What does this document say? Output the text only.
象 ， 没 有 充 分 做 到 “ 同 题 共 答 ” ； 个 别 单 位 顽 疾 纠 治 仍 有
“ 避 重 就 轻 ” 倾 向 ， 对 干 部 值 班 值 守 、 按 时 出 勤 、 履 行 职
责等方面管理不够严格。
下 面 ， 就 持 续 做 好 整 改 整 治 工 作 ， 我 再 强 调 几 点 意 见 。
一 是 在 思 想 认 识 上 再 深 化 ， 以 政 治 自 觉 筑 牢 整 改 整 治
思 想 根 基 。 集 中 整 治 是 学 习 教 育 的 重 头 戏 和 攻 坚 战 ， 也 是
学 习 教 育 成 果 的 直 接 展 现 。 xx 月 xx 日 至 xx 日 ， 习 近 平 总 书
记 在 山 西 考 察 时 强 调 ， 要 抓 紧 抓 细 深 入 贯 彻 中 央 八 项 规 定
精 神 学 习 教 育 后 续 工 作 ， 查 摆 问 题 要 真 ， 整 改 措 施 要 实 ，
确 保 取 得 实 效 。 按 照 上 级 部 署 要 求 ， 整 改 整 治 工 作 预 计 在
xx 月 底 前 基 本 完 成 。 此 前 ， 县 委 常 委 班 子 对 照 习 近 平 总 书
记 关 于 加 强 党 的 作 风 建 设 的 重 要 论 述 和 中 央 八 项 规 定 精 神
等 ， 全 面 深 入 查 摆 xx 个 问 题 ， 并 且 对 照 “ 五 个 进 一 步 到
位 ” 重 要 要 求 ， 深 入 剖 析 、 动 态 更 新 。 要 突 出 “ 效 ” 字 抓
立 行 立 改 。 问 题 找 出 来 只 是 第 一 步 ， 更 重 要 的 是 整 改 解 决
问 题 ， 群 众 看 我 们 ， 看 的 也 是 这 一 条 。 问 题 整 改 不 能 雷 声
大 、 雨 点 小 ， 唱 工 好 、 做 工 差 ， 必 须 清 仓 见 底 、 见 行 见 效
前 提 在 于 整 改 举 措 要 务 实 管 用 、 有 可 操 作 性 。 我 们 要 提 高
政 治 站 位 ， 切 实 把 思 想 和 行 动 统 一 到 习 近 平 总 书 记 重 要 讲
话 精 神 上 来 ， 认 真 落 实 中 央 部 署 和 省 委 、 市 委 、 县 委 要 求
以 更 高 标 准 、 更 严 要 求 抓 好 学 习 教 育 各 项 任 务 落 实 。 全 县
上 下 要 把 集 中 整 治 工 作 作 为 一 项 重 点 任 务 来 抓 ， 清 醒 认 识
++++++
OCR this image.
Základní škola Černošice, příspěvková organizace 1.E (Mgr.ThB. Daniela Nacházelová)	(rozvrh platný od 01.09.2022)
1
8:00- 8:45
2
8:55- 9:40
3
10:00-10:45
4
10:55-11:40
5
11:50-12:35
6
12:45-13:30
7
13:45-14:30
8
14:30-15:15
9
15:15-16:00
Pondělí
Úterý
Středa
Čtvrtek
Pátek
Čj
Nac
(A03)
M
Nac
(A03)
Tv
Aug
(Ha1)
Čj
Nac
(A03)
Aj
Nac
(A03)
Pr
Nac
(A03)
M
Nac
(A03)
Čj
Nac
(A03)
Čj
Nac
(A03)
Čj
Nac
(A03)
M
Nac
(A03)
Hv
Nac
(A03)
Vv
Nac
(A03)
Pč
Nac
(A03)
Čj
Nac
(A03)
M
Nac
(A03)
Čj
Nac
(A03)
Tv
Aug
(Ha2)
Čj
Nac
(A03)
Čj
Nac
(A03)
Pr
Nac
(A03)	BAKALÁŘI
++++++
Pick out every line holding the string "this" and return it.

What does this document say? Output the text only.
OCR this image.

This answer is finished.